# run here

In [None]:
import time
import numpy as np
import pandas as pd
import matplotlib.pyplot as plt
import seaborn as sns

import nltk

from nltk.corpus import stopwords

from scipy.sparse import csr_matrix, hstack
from sklearn.feature_extraction.text import CountVectorizer, TfidfVectorizer
from sklearn.preprocessing import LabelBinarizer

from sklearn.metrics import mean_squared_error
from sklearn.pipeline import make_pipeline
from sklearn.model_selection import KFold, cross_val_score, train_test_split

from sklearn.linear_model import Ridge, Lasso, ElasticNet
from sklearn.ensemble import RandomForestRegressor, ExtraTreesRegressor, AdaBoostRegressor
from lightgbm import LGBMRegressor
from xgboost import XGBRegressor

In [None]:
# load training data
orig_train = pd.read_csv("/Users/yf/Documents/big data team project/mercari/train.tsv", sep = '\t')
orig_train.head()

In [None]:
# drop observations with missing outcome
orig_train = orig_train[orig_train.price != 0]
orig_train.shape

# to here

In [None]:
# check punctuation
from string import punctuation
punctuation

In [None]:
# check stopwords
import nltk
#nltk.download('stopwords')
from nltk.corpus import stopwords
stop_words = stopwords.words('english')
stop_words

In [None]:
# define functions for text preocessing
import string
# remove punctuations
def remove_punctuation(sentence: str) -> str:
    return sentence.translate(str.maketrans('', '', string.punctuation))
# remove stop words
def remove_stopwords(x):
    x = ' '.join([i for i in x.lower().split(' ') if i not in stop_words])
    return x
# lowercase
def to_lower(x):
    return x.lower()

In [None]:
# stem the words
from nltk.stem.porter import PorterStemmer
porter = PorterStemmer()
orig_train['item_description'] = orig_train['item_description'].apply(porter.stem)
orig_train['item_description'] = orig_train['item_description'].apply(remove_punctuation).apply(remove_stopwords).apply(to_lower)
orig_train['name'] = orig_train['name'].apply(remove_punctuation).apply(remove_stopwords).apply(to_lower)

In [None]:
# check df again
orig_train.head()

In [None]:
# check item description
orig_train['item_description'][115:125]

In [None]:
# tokenize item description
#nltk.download('punkt')
from nltk.tokenize import word_tokenize
text1 = orig_train['item_description'][120]
tokens = word_tokenize(text1)
print(tokens)

In [None]:
# apply countVectorize to name, main category, category, sub category
cv = CountVectorizer(min_df=10)
x_name = cv.fit_transform(orig_train['name'])
x_main_category = cv.fit_transform(orig_train['main_category'])
x_category = cv.fit_transform(orig_train['category'])
x_sub_category = cv.fit_transform(orig_train['sub_category'])

- - - -

• [Actions to take]:
[a] Decide whether each statement agrees with the notebook above. Answer yes or no for each, and quote the notebook's deciding words.
(i) Rows with a price of zero are removed from the training data.
(ii) The CountVectorizer is created with a min_df value of 5.
(iii) The Porter stemmer is applied to the name column.
[b] In the notebook above, which row index of the item_description column is passed to word_tokenize?

- - - -

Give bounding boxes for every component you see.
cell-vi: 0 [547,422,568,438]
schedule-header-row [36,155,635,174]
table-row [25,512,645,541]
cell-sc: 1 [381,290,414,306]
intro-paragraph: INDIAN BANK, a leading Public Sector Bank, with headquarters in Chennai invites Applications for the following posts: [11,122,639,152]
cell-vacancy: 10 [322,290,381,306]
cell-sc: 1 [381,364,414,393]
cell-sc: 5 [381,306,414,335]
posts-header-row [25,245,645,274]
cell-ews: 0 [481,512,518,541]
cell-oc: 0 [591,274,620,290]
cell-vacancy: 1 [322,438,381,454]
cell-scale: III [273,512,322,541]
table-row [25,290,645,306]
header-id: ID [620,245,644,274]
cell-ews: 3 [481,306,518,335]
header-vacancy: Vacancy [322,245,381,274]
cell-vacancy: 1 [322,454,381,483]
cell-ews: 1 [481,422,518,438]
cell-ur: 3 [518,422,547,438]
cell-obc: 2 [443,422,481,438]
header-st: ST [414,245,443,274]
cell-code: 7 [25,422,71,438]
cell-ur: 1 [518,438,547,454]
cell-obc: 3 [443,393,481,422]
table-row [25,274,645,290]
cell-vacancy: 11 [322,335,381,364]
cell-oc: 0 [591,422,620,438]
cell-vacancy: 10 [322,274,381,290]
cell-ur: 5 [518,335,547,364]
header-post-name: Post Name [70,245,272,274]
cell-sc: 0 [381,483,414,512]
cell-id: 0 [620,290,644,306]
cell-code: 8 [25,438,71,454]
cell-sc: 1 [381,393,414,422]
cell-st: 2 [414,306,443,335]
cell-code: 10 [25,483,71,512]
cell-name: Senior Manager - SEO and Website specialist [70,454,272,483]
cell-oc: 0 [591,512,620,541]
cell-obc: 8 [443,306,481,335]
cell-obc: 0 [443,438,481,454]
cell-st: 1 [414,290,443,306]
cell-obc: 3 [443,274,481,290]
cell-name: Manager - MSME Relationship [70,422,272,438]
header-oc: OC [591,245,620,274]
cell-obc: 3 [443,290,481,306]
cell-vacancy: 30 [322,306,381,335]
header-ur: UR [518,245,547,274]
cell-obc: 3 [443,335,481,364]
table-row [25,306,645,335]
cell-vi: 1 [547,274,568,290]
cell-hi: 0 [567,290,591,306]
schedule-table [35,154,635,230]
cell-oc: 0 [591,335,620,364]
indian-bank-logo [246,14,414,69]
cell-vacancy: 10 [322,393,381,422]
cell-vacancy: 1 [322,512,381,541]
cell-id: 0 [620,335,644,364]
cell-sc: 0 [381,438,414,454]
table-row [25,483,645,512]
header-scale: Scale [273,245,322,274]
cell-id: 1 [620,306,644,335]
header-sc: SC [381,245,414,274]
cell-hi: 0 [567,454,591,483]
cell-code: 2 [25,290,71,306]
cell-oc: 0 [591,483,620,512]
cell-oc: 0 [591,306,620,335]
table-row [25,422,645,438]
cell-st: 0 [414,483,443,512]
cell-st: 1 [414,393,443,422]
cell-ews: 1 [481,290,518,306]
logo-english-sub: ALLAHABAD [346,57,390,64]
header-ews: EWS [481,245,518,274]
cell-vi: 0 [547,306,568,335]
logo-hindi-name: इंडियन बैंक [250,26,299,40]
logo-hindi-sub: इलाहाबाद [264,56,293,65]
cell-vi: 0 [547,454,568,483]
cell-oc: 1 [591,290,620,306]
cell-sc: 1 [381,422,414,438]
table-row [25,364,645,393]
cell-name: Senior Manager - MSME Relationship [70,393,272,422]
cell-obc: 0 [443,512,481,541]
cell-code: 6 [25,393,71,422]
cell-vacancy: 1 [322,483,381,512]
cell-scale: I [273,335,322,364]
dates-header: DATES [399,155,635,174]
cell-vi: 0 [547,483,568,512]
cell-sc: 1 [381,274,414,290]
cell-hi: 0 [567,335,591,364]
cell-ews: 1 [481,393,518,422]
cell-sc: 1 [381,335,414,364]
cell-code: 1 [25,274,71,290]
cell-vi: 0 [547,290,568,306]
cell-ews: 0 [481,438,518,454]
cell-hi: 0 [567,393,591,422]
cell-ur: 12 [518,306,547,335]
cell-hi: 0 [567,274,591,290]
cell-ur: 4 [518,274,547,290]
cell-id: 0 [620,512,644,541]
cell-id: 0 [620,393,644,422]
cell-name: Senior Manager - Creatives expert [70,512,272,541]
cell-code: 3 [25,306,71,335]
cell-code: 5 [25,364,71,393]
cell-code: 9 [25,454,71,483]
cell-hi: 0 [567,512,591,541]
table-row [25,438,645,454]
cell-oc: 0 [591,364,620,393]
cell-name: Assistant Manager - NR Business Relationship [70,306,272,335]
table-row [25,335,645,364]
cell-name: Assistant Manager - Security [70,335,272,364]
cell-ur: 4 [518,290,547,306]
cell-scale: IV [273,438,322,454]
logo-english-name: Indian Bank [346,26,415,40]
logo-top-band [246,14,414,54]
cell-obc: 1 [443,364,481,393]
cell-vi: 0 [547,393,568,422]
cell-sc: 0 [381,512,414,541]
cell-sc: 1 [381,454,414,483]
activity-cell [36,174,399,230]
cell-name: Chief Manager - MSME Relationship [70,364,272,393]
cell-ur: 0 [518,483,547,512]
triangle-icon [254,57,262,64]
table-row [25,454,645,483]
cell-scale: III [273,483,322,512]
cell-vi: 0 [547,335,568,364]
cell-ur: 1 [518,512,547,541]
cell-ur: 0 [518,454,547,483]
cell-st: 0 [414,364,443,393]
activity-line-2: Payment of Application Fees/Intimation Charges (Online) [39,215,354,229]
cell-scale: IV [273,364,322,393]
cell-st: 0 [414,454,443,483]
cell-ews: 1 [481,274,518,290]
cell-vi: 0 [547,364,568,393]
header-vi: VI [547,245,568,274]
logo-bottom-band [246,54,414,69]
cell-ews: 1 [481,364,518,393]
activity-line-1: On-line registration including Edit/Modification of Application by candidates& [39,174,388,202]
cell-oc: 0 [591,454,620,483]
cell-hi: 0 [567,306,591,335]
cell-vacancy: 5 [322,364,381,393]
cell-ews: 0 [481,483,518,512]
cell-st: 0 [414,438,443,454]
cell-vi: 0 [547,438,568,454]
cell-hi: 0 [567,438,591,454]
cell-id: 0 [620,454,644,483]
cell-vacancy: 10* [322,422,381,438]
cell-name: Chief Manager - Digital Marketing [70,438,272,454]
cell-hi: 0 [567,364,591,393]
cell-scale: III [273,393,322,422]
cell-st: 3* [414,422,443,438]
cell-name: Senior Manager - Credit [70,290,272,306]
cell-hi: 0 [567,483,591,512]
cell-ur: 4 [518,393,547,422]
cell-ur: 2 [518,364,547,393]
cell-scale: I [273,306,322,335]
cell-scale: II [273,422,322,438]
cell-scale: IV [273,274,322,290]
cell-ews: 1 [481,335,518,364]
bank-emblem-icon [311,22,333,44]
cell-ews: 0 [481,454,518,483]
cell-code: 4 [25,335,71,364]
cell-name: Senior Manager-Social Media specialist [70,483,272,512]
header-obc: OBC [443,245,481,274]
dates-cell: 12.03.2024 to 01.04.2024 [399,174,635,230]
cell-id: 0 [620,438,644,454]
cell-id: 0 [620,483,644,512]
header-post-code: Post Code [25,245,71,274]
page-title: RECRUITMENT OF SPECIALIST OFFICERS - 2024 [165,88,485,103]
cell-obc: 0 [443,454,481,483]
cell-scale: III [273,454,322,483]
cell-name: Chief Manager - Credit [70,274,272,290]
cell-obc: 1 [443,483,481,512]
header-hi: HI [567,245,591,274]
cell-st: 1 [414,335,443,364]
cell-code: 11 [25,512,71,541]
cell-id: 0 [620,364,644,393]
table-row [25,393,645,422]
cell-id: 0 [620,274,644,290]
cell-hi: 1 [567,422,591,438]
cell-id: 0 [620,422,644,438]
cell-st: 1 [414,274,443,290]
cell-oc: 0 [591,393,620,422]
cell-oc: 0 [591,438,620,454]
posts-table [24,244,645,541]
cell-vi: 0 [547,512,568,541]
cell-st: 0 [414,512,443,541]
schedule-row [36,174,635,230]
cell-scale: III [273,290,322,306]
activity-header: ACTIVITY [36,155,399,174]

- - - -

• [Solutions in order]:
[a]
(i) Yes: "orig_train = orig_train[orig_train.price != 0]"
(ii) No: "cv = CountVectorizer(min_df=10)"
(iii) No: "orig_train['name'] = orig_train['name'].apply(remove_punctuation).apply(remove_stopwords).apply(to_lower)"

[b] Row 120, via "text1 = orig_train['item_description'][120]".